_What to work on:_
Filter the entries below, keeping only lines with the word "Expected".

═══ Records supplied ═══

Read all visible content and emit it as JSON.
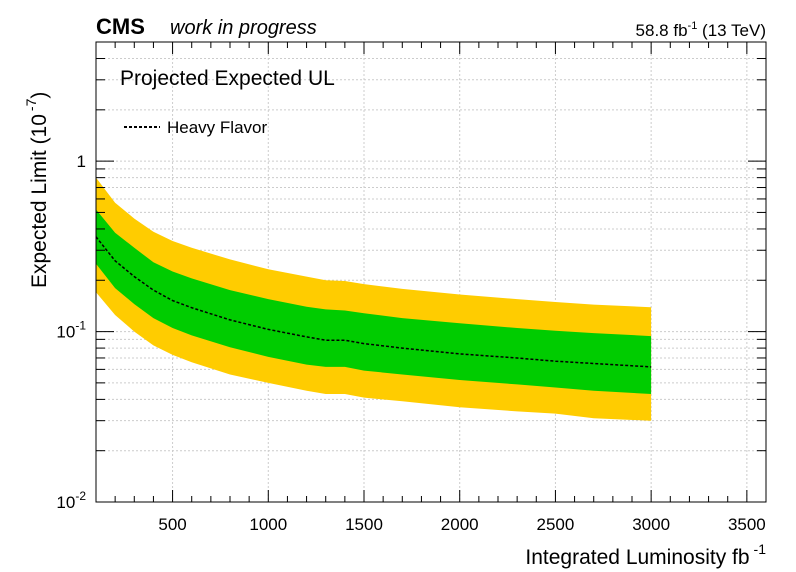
{
  "header": {
    "experiment": "CMS",
    "status": "work in progress",
    "lumi_value": "58.8 fb",
    "lumi_exp": "-1",
    "energy": "(13 TeV)"
  },
  "colors": {
    "band_2sigma": "#ffcc00",
    "band_1sigma": "#00cc00",
    "median_line": "#000000",
    "grid": "#cccccc"
  },
  "chart_data": {
    "type": "area",
    "title": "Projected Expected UL",
    "xlabel": "Integrated Luminosity fb",
    "xlabel_exp": "-1",
    "ylabel": "Expected Limit (10",
    "ylabel_exp": "-7",
    "xlim": [
      100,
      3600
    ],
    "ylim": [
      0.01,
      5
    ],
    "yscale": "log",
    "grid": true,
    "legend_position": "top-left",
    "x_ticks": [
      {
        "value": 500,
        "label": "500"
      },
      {
        "value": 1000,
        "label": "1000"
      },
      {
        "value": 1500,
        "label": "1500"
      },
      {
        "value": 2000,
        "label": "2000"
      },
      {
        "value": 2500,
        "label": "2500"
      },
      {
        "value": 3000,
        "label": "3000"
      },
      {
        "value": 3500,
        "label": "3500"
      }
    ],
    "y_ticks": [
      {
        "value": 0.01,
        "base": "10",
        "exp": "-2"
      },
      {
        "value": 0.1,
        "base": "10",
        "exp": "-1"
      },
      {
        "value": 1,
        "base": "1",
        "exp": ""
      }
    ],
    "x": [
      100,
      200,
      300,
      400,
      500,
      600,
      800,
      1000,
      1200,
      1300,
      1400,
      1500,
      1700,
      2000,
      2300,
      2500,
      2700,
      3000
    ],
    "median": [
      0.36,
      0.26,
      0.21,
      0.175,
      0.152,
      0.138,
      0.117,
      0.103,
      0.093,
      0.089,
      0.089,
      0.085,
      0.08,
      0.074,
      0.07,
      0.067,
      0.065,
      0.062
    ],
    "band_1sigma_high": [
      0.52,
      0.38,
      0.31,
      0.255,
      0.225,
      0.205,
      0.175,
      0.155,
      0.14,
      0.135,
      0.133,
      0.128,
      0.12,
      0.112,
      0.105,
      0.101,
      0.098,
      0.094
    ],
    "band_1sigma_low": [
      0.25,
      0.18,
      0.145,
      0.12,
      0.105,
      0.095,
      0.081,
      0.071,
      0.064,
      0.062,
      0.062,
      0.059,
      0.056,
      0.052,
      0.049,
      0.047,
      0.045,
      0.043
    ],
    "band_2sigma_high": [
      0.8,
      0.57,
      0.46,
      0.385,
      0.34,
      0.31,
      0.265,
      0.232,
      0.21,
      0.2,
      0.198,
      0.19,
      0.178,
      0.165,
      0.155,
      0.149,
      0.144,
      0.139
    ],
    "band_2sigma_low": [
      0.17,
      0.125,
      0.1,
      0.083,
      0.073,
      0.066,
      0.056,
      0.05,
      0.045,
      0.043,
      0.043,
      0.041,
      0.039,
      0.036,
      0.034,
      0.033,
      0.031,
      0.03
    ],
    "series": [
      {
        "name": "Heavy Flavor"
      }
    ]
  }
}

═══

_Exercise result:_
    "title": "Projected Expected UL",
    "ylabel": "Expected Limit (10",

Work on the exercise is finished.